TO BE DONE – Return exactly the lines of the data below, from the one that contains "What data populates" through the final line, and leave out every picture.

Rows from a figure dataset:
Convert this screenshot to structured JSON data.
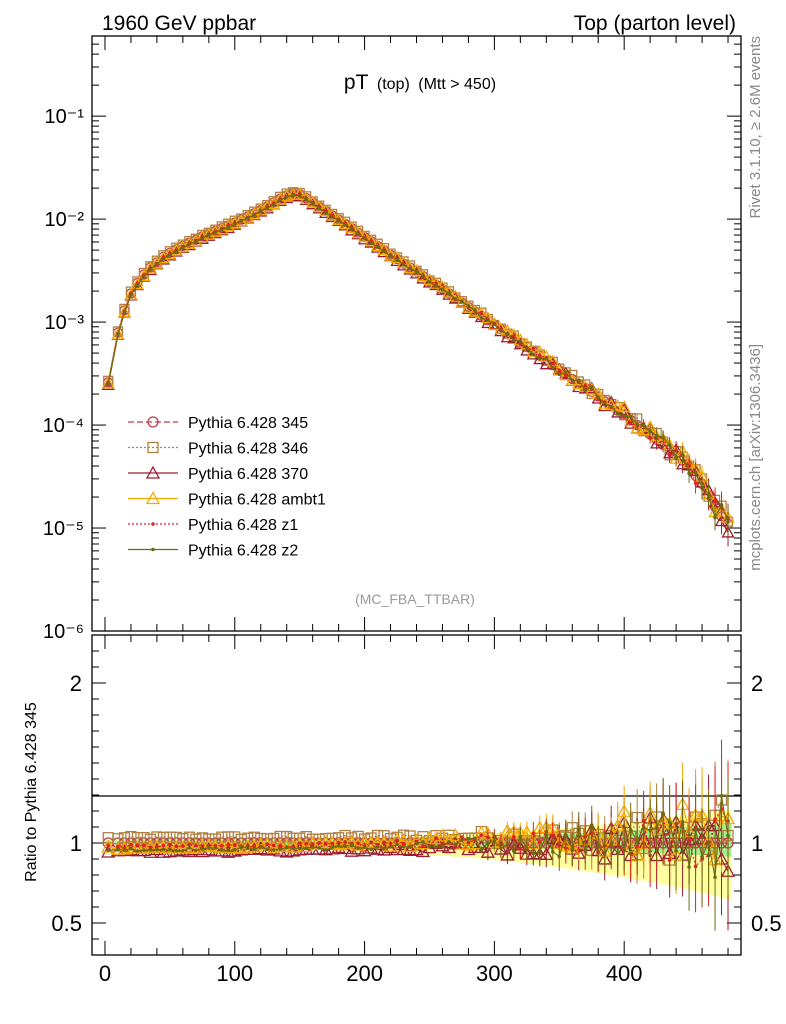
{
  "header": {
    "left": "1960 GeV ppbar",
    "right": "Top (parton level)"
  },
  "main_title": {
    "main": "pT",
    "sub1": "(top)",
    "sub2": "(Mtt > 450)"
  },
  "watermark": "(MC_FBA_TTBAR)",
  "side_text": {
    "rivet": "Rivet 3.1.10, ≥ 2.6M events",
    "mcplots": "mcplots.cern.ch [arXiv:1306.3436]"
  },
  "ratio_ylabel": "Ratio to Pythia 6.428 345",
  "legend": [
    {
      "label": "Pythia 6.428 345",
      "color": "#c0394b",
      "marker": "circle",
      "dash": "6,3"
    },
    {
      "label": "Pythia 6.428 346",
      "color": "#b08040",
      "marker": "square",
      "dash": "2,2"
    },
    {
      "label": "Pythia 6.428 370",
      "color": "#9b1b30",
      "marker": "triangle",
      "dash": ""
    },
    {
      "label": "Pythia 6.428 ambt1",
      "color": "#f5a800",
      "marker": "triangle",
      "dash": ""
    },
    {
      "label": "Pythia 6.428 z1",
      "color": "#e02020",
      "marker": "dot",
      "dash": "2,2"
    },
    {
      "label": "Pythia 6.428 z2",
      "color": "#6b6b10",
      "marker": "dot",
      "dash": ""
    }
  ],
  "chart_data": {
    "type": "line",
    "xlim": [
      -10,
      490
    ],
    "x_ticks": [
      "0",
      "100",
      "200",
      "300",
      "400"
    ],
    "main_ylog": true,
    "main_ylim": [
      1e-06,
      0.6
    ],
    "main_ytick_labels": [
      "10⁻⁶",
      "10⁻⁵",
      "10⁻⁴",
      "10⁻³",
      "10⁻²",
      "10⁻¹"
    ],
    "ratio_ylim": [
      0.3,
      2.3
    ],
    "ratio_ytick_labels": [
      "0.5",
      "1",
      "2"
    ],
    "x": [
      2.5,
      10,
      15,
      20,
      25,
      30,
      35,
      40,
      45,
      50,
      55,
      60,
      65,
      70,
      75,
      80,
      85,
      90,
      95,
      100,
      105,
      110,
      115,
      120,
      125,
      130,
      135,
      140,
      145,
      150,
      155,
      160,
      165,
      170,
      175,
      180,
      185,
      190,
      195,
      200,
      205,
      210,
      215,
      220,
      225,
      230,
      235,
      240,
      245,
      250,
      255,
      260,
      265,
      270,
      275,
      280,
      285,
      290,
      295,
      300,
      305,
      310,
      315,
      320,
      325,
      330,
      335,
      340,
      345,
      350,
      355,
      360,
      365,
      370,
      375,
      380,
      385,
      390,
      395,
      400,
      405,
      410,
      415,
      420,
      425,
      430,
      435,
      440,
      445,
      450,
      455,
      460,
      465,
      470,
      475,
      480
    ],
    "reference_values": [
      0.00026,
      0.00079,
      0.0013,
      0.0019,
      0.0024,
      0.0029,
      0.0034,
      0.0038,
      0.0043,
      0.0047,
      0.0051,
      0.0055,
      0.0059,
      0.0063,
      0.0068,
      0.0072,
      0.0077,
      0.0082,
      0.0087,
      0.0093,
      0.0099,
      0.0106,
      0.0114,
      0.0123,
      0.0133,
      0.0145,
      0.0158,
      0.017,
      0.0177,
      0.0174,
      0.016,
      0.0145,
      0.0132,
      0.012,
      0.0109,
      0.0099,
      0.009,
      0.0082,
      0.0074,
      0.0067,
      0.0061,
      0.0055,
      0.005,
      0.0045,
      0.0041,
      0.0037,
      0.0034,
      0.0031,
      0.0028,
      0.0025,
      0.0023,
      0.0021,
      0.0019,
      0.0017,
      0.00155,
      0.0014,
      0.00127,
      0.00115,
      0.00104,
      0.00094,
      0.00085,
      0.00077,
      0.0007,
      0.00063,
      0.00057,
      0.00052,
      0.00047,
      0.00042,
      0.00038,
      0.00034,
      0.00031,
      0.00028,
      0.00025,
      0.00023,
      0.00021,
      0.00019,
      0.00017,
      0.000153,
      0.000138,
      0.000125,
      0.000112,
      0.0001,
      9e-05,
      8.1e-05,
      7.2e-05,
      6.4e-05,
      5.7e-05,
      5.1e-05,
      4.5e-05,
      4e-05,
      3.2e-05,
      2.7e-05,
      2.1e-05,
      1.6e-05,
      1.3e-05,
      1.1e-05
    ],
    "series_ratio_levels": [
      {
        "name": "Pythia 6.428 345",
        "early": 1.0,
        "late": 1.0,
        "spread": 0.0
      },
      {
        "name": "Pythia 6.428 346",
        "early": 1.03,
        "late": 1.05,
        "spread": 0.22
      },
      {
        "name": "Pythia 6.428 370",
        "early": 0.95,
        "late": 1.02,
        "spread": 0.26
      },
      {
        "name": "Pythia 6.428 ambt1",
        "early": 0.97,
        "late": 1.12,
        "spread": 0.3
      },
      {
        "name": "Pythia 6.428 z1",
        "early": 0.98,
        "late": 1.06,
        "spread": 0.24
      },
      {
        "name": "Pythia 6.428 z2",
        "early": 0.96,
        "late": 1.04,
        "spread": 0.28
      }
    ]
  }
}
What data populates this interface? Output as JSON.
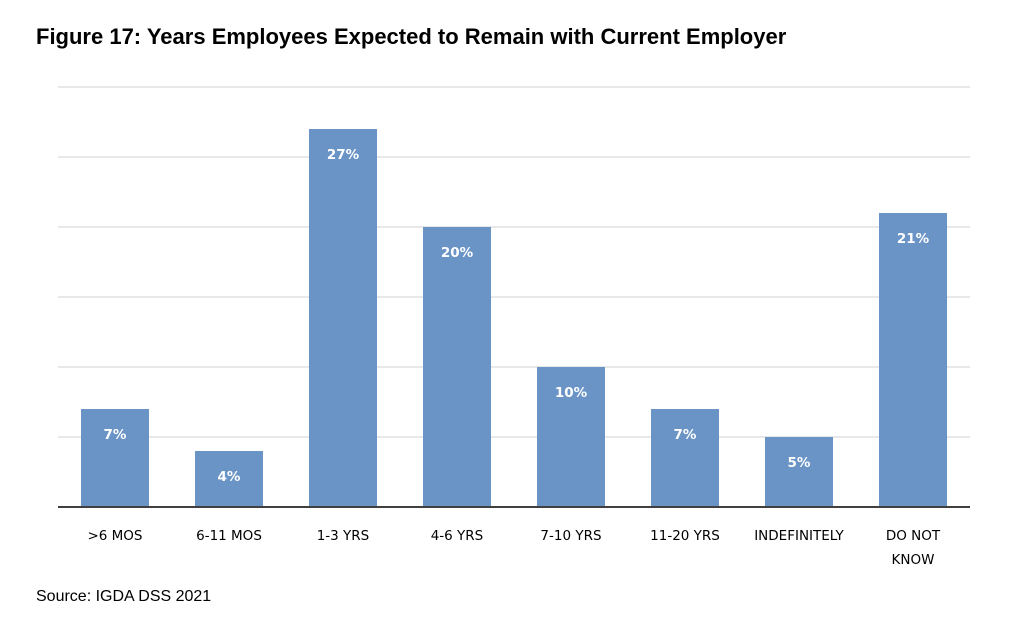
{
  "title": "Figure 17: Years Employees Expected to Remain with Current Employer",
  "source": "Source: IGDA DSS 2021",
  "colors": {
    "bar": "#6a93c6",
    "grid": "#d0d0d0",
    "axis": "#404040"
  },
  "chart_data": {
    "type": "bar",
    "categories": [
      ">6 MOS",
      "6-11 MOS",
      "1-3 YRS",
      "4-6 YRS",
      "7-10 YRS",
      "11-20 YRS",
      "INDEFINITELY",
      "DO NOT KNOW"
    ],
    "values": [
      7,
      4,
      27,
      20,
      10,
      7,
      5,
      21
    ],
    "value_labels": [
      "7%",
      "4%",
      "27%",
      "20%",
      "10%",
      "7%",
      "5%",
      "21%"
    ],
    "ylim": [
      0,
      30
    ],
    "grid": true
  }
}
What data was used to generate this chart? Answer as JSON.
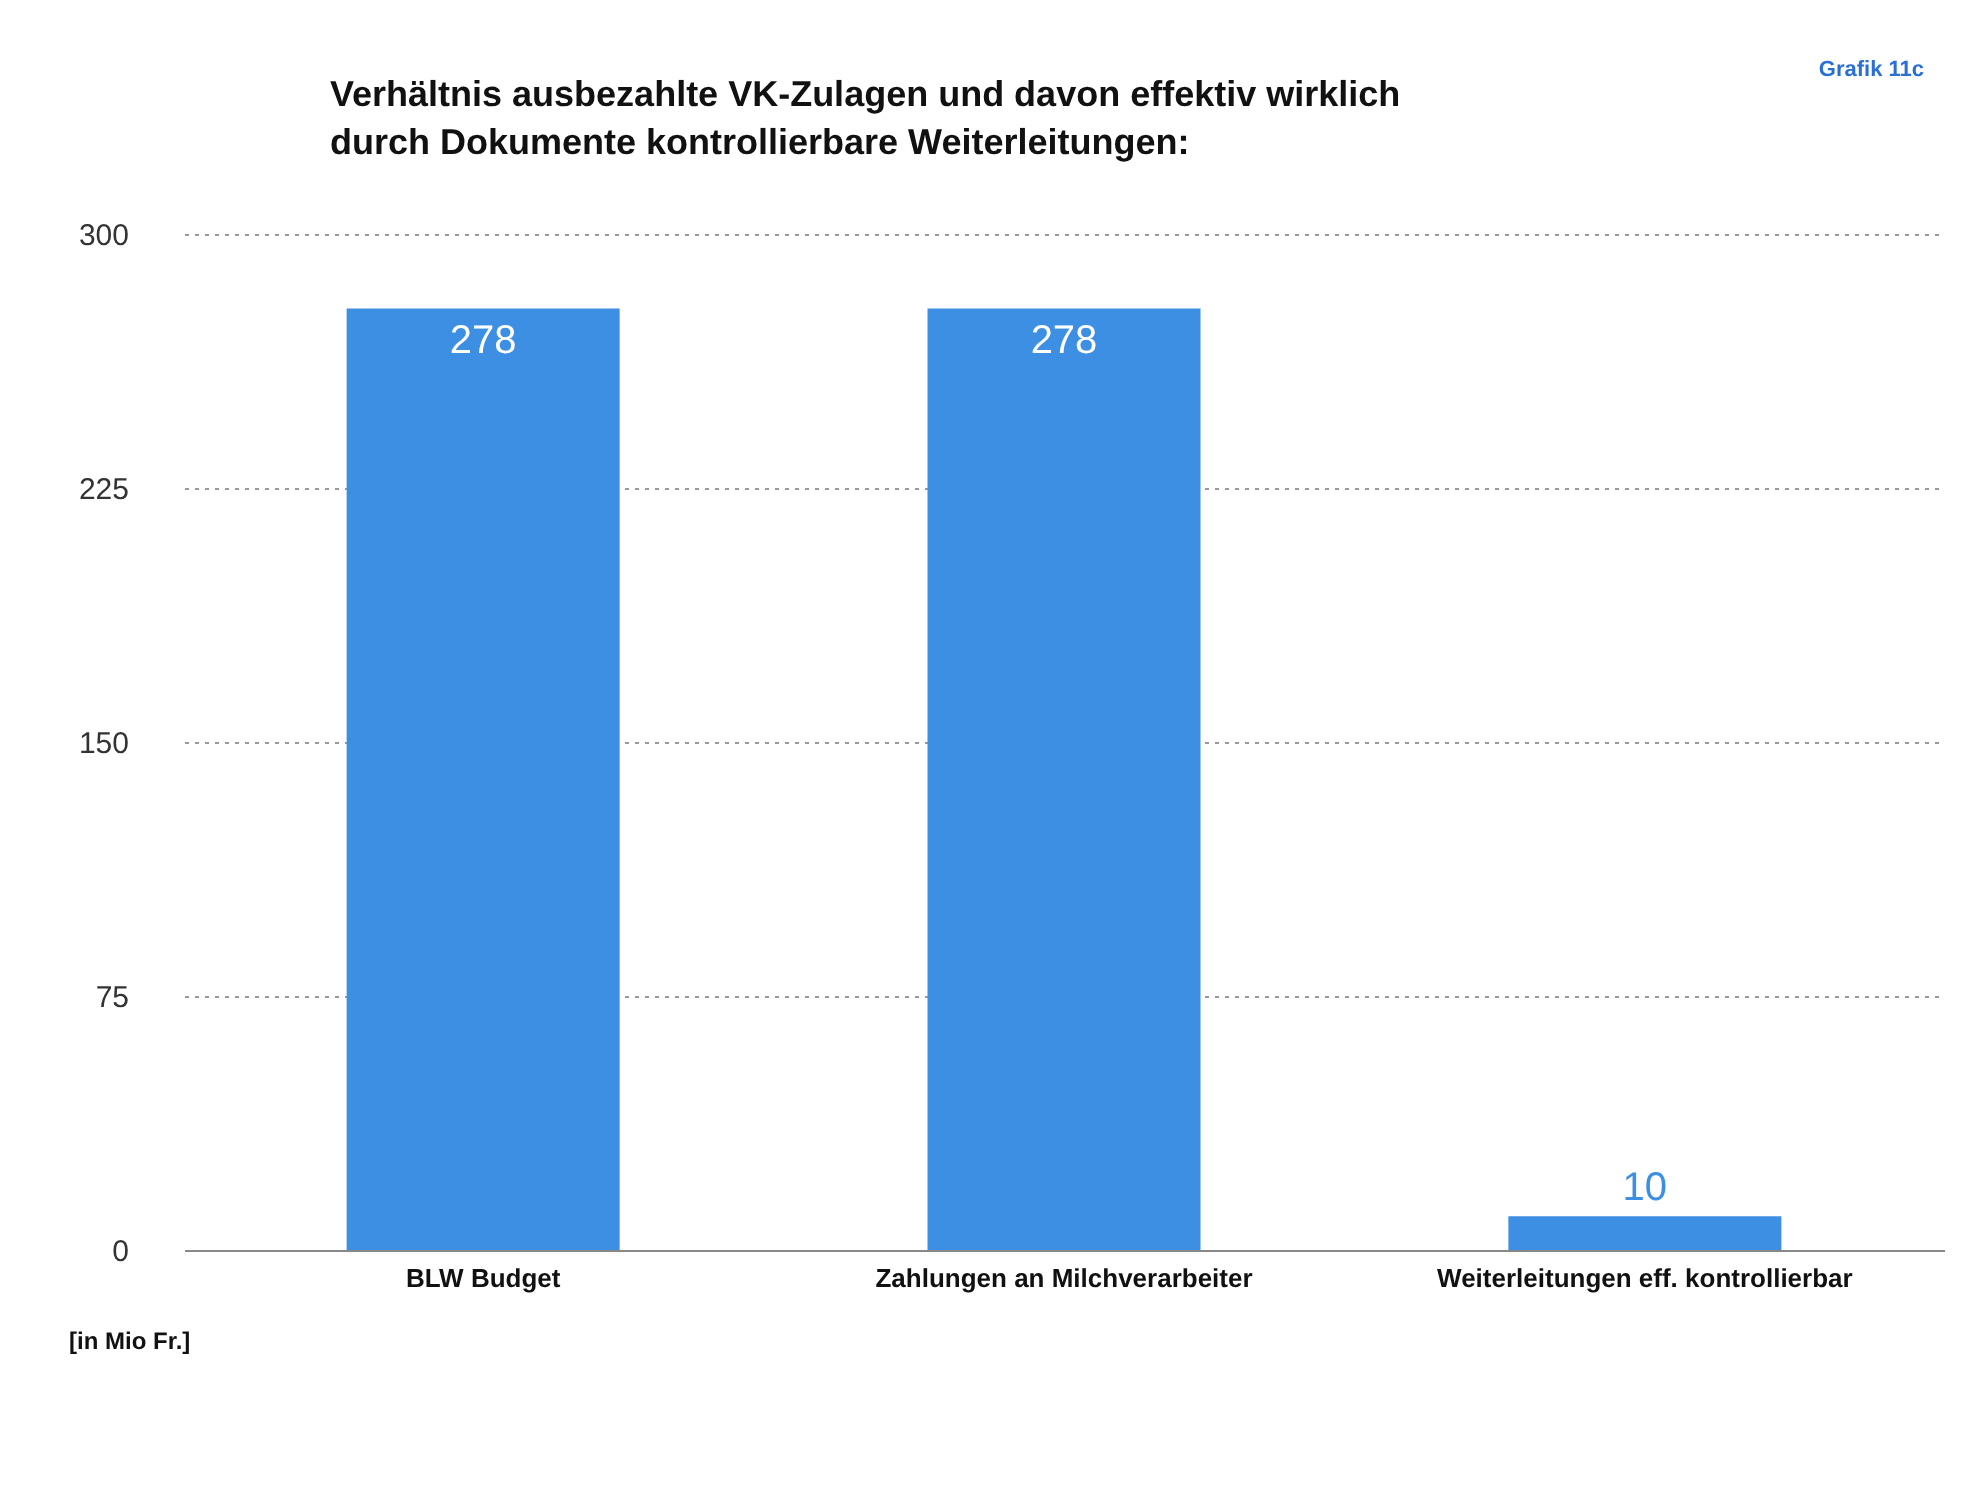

CORRECT RESULT –
What data populates this interface? Output as JSON.
{
  "title": "Figure 17: Years Employees Expected to Remain with Current Employer",
  "source": "Source: IGDA DSS 2021",
  "colors": {
    "bar": "#6a93c6",
    "grid": "#d0d0d0",
    "axis": "#404040"
  },
  "chart_data": {
    "type": "bar",
    "categories": [
      ">6 MOS",
      "6-11 MOS",
      "1-3 YRS",
      "4-6 YRS",
      "7-10 YRS",
      "11-20 YRS",
      "INDEFINITELY",
      "DO NOT KNOW"
    ],
    "values": [
      7,
      4,
      27,
      20,
      10,
      7,
      5,
      21
    ],
    "value_labels": [
      "7%",
      "4%",
      "27%",
      "20%",
      "10%",
      "7%",
      "5%",
      "21%"
    ],
    "ylim": [
      0,
      30
    ],
    "grid": true
  }
}
What data was used to generate this chart? Answer as JSON.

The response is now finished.